**STATED PROBLEM:**
Show all lines that include the string "والی"; copy each one.

▼▼▼

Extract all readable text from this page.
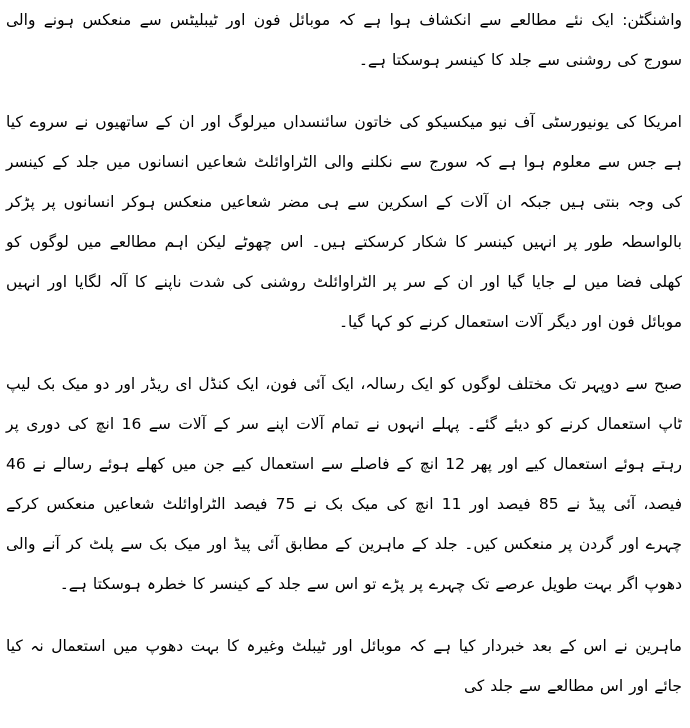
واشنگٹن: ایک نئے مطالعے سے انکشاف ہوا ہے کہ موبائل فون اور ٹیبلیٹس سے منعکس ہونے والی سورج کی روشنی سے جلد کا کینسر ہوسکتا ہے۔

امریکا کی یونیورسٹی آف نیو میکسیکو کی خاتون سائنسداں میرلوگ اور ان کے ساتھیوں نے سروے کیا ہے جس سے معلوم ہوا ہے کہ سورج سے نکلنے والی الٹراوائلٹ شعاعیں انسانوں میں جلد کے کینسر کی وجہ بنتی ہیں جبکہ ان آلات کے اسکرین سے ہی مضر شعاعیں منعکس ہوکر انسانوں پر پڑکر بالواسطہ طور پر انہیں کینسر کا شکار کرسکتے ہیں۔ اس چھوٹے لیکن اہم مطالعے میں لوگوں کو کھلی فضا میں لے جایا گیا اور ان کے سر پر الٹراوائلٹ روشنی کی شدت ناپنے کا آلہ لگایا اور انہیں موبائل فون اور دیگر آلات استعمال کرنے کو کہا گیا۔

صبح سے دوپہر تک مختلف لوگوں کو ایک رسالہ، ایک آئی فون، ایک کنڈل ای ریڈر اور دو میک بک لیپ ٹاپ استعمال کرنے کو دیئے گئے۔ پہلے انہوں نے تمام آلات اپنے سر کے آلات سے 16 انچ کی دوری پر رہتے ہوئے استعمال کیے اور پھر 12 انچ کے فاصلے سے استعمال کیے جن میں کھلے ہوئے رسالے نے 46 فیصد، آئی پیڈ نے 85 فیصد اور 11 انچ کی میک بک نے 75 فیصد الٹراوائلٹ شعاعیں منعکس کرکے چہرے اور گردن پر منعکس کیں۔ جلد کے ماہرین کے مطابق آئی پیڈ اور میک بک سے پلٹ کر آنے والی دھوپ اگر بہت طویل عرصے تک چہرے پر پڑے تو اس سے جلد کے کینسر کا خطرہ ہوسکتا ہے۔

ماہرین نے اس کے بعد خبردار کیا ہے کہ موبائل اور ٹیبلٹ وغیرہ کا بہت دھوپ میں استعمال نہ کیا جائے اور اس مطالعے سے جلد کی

▲▲▲
▼▼▼

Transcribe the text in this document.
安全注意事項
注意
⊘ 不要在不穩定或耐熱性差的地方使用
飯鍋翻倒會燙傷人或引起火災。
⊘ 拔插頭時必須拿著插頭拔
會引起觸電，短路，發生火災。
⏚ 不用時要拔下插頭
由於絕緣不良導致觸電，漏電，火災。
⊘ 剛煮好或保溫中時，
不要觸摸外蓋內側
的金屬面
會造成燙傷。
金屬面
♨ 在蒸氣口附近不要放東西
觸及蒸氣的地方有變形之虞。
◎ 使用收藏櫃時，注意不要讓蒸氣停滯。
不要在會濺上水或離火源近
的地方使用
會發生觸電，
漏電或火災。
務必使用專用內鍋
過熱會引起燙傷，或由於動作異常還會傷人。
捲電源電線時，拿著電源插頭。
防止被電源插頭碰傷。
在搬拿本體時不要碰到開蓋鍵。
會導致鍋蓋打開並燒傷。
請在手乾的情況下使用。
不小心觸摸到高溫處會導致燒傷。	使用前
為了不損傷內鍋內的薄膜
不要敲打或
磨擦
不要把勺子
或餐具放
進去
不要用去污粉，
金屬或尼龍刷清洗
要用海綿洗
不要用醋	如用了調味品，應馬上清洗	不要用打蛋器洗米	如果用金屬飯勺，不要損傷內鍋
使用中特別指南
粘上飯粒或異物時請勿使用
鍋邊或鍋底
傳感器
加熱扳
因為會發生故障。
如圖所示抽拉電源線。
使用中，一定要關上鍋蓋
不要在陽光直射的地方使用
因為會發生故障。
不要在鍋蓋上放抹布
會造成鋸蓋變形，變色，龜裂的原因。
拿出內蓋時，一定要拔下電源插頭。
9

▲▲▲
▼▼▼

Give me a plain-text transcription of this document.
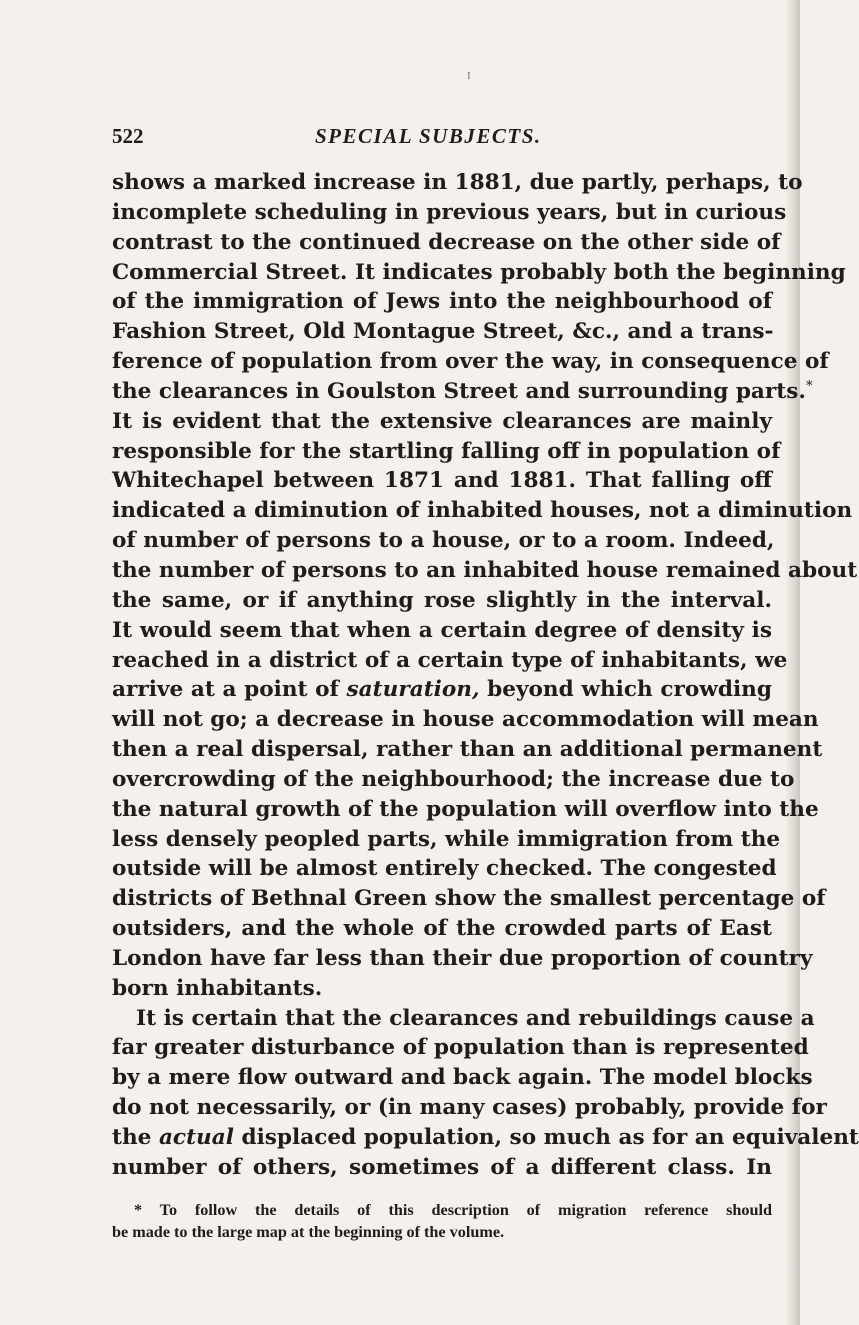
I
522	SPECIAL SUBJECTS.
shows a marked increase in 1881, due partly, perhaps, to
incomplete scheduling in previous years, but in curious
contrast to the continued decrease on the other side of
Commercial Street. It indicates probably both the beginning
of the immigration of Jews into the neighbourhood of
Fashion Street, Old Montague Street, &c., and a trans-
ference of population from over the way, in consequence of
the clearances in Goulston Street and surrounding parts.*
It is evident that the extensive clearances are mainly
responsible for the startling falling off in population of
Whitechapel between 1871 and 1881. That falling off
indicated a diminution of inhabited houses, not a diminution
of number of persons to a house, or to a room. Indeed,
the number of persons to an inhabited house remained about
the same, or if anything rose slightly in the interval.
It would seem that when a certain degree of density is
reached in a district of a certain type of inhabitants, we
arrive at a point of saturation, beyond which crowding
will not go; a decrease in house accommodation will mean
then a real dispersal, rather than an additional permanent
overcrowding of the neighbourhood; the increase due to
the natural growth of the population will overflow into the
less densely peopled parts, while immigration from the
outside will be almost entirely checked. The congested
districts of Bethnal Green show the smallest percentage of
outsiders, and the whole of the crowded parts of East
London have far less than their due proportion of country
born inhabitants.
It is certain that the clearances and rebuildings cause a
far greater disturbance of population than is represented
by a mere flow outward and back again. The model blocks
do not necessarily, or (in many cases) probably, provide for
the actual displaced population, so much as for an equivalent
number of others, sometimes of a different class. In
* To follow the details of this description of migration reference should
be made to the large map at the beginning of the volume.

▲▲▲

**SOLUTION:**
واشنگٹن: ایک نئے مطالعے سے انکشاف ہوا ہے کہ موبائل فون اور ٹیبلیٹس سے منعکس ہونے والی سورج کی روشنی سے جلد کا کینسر ہوسکتا ہے۔
امریکا کی یونیورسٹی آف نیو میکسیکو کی خاتون سائنسداں میرلوگ اور ان کے ساتھیوں نے سروے کیا ہے جس سے معلوم ہوا ہے کہ سورج سے نکلنے والی الٹراوائلٹ شعاعیں انسانوں میں جلد کے کینسر کی وجہ بنتی ہیں جبکہ ان آلات کے اسکرین سے ہی مضر شعاعیں منعکس ہوکر انسانوں پر پڑکر بالواسطہ طور پر انہیں کینسر کا شکار کرسکتے ہیں۔ اس چھوٹے لیکن اہم مطالعے میں لوگوں کو کھلی فضا میں لے جایا گیا اور ان کے سر پر الٹراوائلٹ روشنی کی شدت ناپنے کا آلہ لگایا اور انہیں موبائل فون اور دیگر آلات استعمال کرنے کو کہا گیا۔
صبح سے دوپہر تک مختلف لوگوں کو ایک رسالہ، ایک آئی فون، ایک کنڈل ای ریڈر اور دو میک بک لیپ ٹاپ استعمال کرنے کو دیئے گئے۔ پہلے انہوں نے تمام آلات اپنے سر کے آلات سے 16 انچ کی دوری پر رہتے ہوئے استعمال کیے اور پھر 12 انچ کے فاصلے سے استعمال کیے جن میں کھلے ہوئے رسالے نے 46 فیصد، آئی پیڈ نے 85 فیصد اور 11 انچ کی میک بک نے 75 فیصد الٹراوائلٹ شعاعیں منعکس کرکے چہرے اور گردن پر منعکس کیں۔ جلد کے ماہرین کے مطابق آئی پیڈ اور میک بک سے پلٹ کر آنے والی دھوپ اگر بہت طویل عرصے تک چہرے پر پڑے تو اس سے جلد کے کینسر کا خطرہ ہوسکتا ہے۔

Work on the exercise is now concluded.